■ **Directions**: Output the full listing below exactly, without the pictures.

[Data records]

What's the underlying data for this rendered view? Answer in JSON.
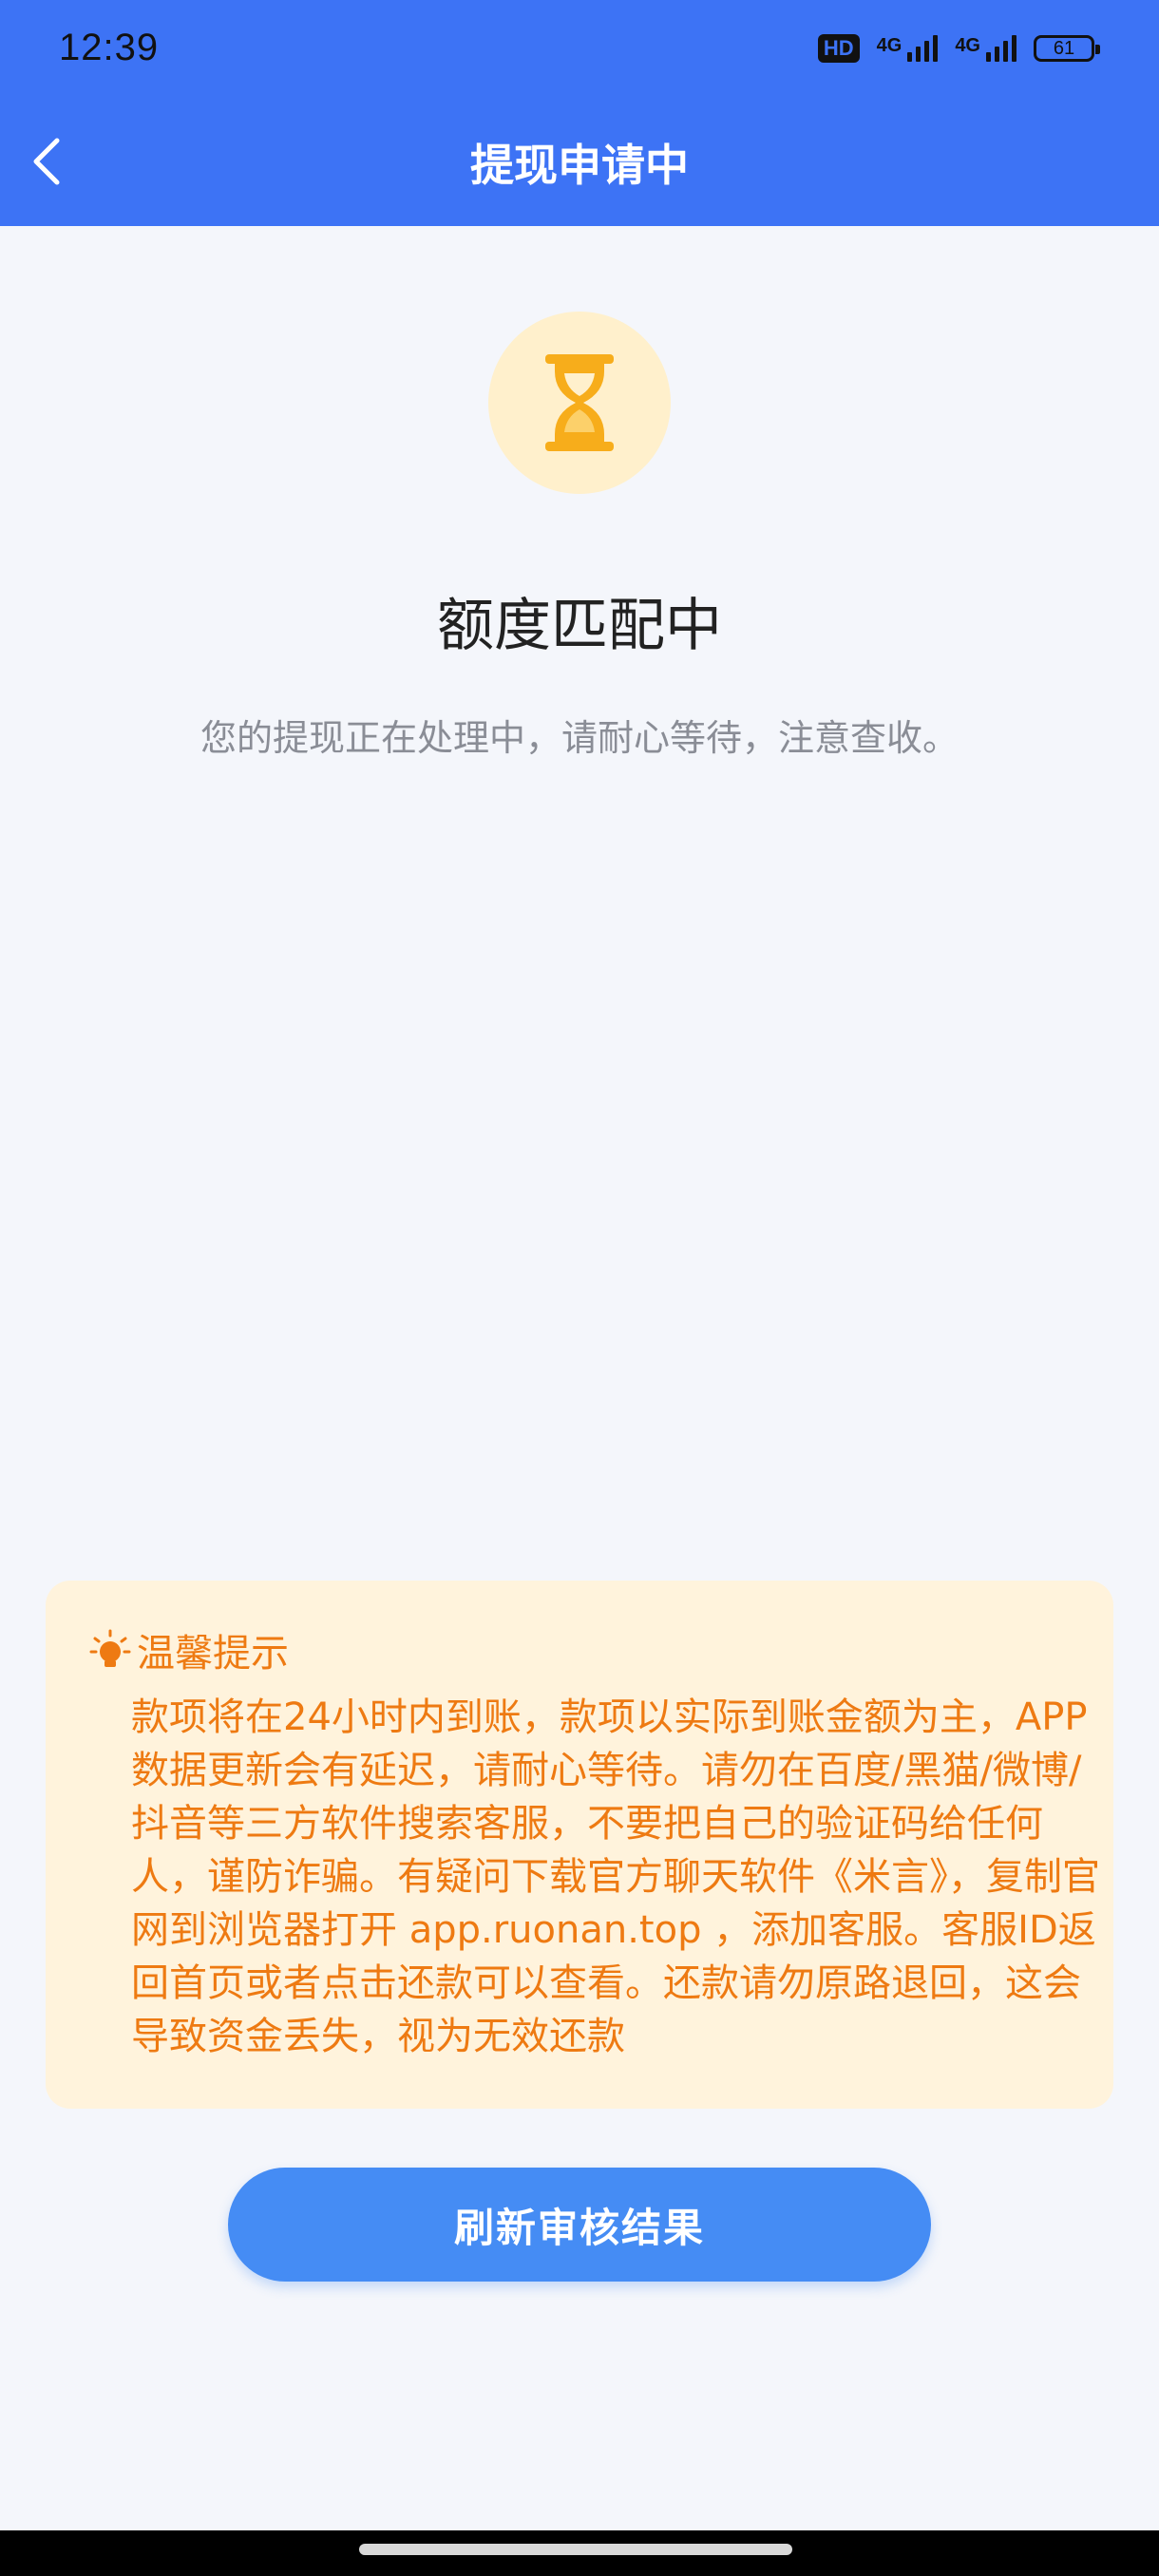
{
  "status_bar": {
    "time": "12:39",
    "hd_label": "HD",
    "network_1": "4G",
    "network_2": "4G",
    "battery": "61"
  },
  "header": {
    "title": "提现申请中",
    "back_icon": "chevron-left-icon"
  },
  "status": {
    "icon": "hourglass-icon",
    "heading": "额度匹配中",
    "description": "您的提现正在处理中，请耐心等待，注意查收。"
  },
  "tip": {
    "icon": "lightbulb-icon",
    "title": "温馨提示",
    "body": "款项将在24小时内到账，款项以实际到账金额为主，APP数据更新会有延迟，请耐心等待。请勿在百度/黑猫/微博/抖音等三方软件搜索客服，不要把自己的验证码给任何人，谨防诈骗。有疑问下载官方聊天软件《米言》，复制官网到浏览器打开 app.ruonan.top ，添加客服。客服ID返回首页或者点击还款可以查看。还款请勿原路退回，这会导致资金丢失，视为无效还款"
  },
  "actions": {
    "refresh_label": "刷新审核结果"
  },
  "colors": {
    "header_bg": "#3d73f5",
    "accent_button": "#458cf4",
    "tip_bg": "#fff3dc",
    "tip_text": "#ee7a12",
    "icon_circle": "#fff0cc",
    "icon_fill": "#f7ad1b"
  }
}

■ **The reply**:
What's the underlying data for this rendered view? Answer in JSON.
{
  "status_bar": {
    "time": "12:39",
    "hd_label": "HD",
    "network_1": "4G",
    "network_2": "4G",
    "battery": "61"
  },
  "header": {
    "title": "提现申请中",
    "back_icon": "chevron-left-icon"
  },
  "status": {
    "icon": "hourglass-icon",
    "heading": "额度匹配中",
    "description": "您的提现正在处理中，请耐心等待，注意查收。"
  },
  "tip": {
    "icon": "lightbulb-icon",
    "title": "温馨提示",
    "body": "款项将在24小时内到账，款项以实际到账金额为主，APP数据更新会有延迟，请耐心等待。请勿在百度/黑猫/微博/抖音等三方软件搜索客服，不要把自己的验证码给任何人，谨防诈骗。有疑问下载官方聊天软件《米言》，复制官网到浏览器打开 app.ruonan.top ，添加客服。客服ID返回首页或者点击还款可以查看。还款请勿原路退回，这会导致资金丢失，视为无效还款"
  },
  "actions": {
    "refresh_label": "刷新审核结果"
  },
  "colors": {
    "header_bg": "#3d73f5",
    "accent_button": "#458cf4",
    "tip_bg": "#fff3dc",
    "tip_text": "#ee7a12",
    "icon_circle": "#fff0cc",
    "icon_fill": "#f7ad1b"
  }
}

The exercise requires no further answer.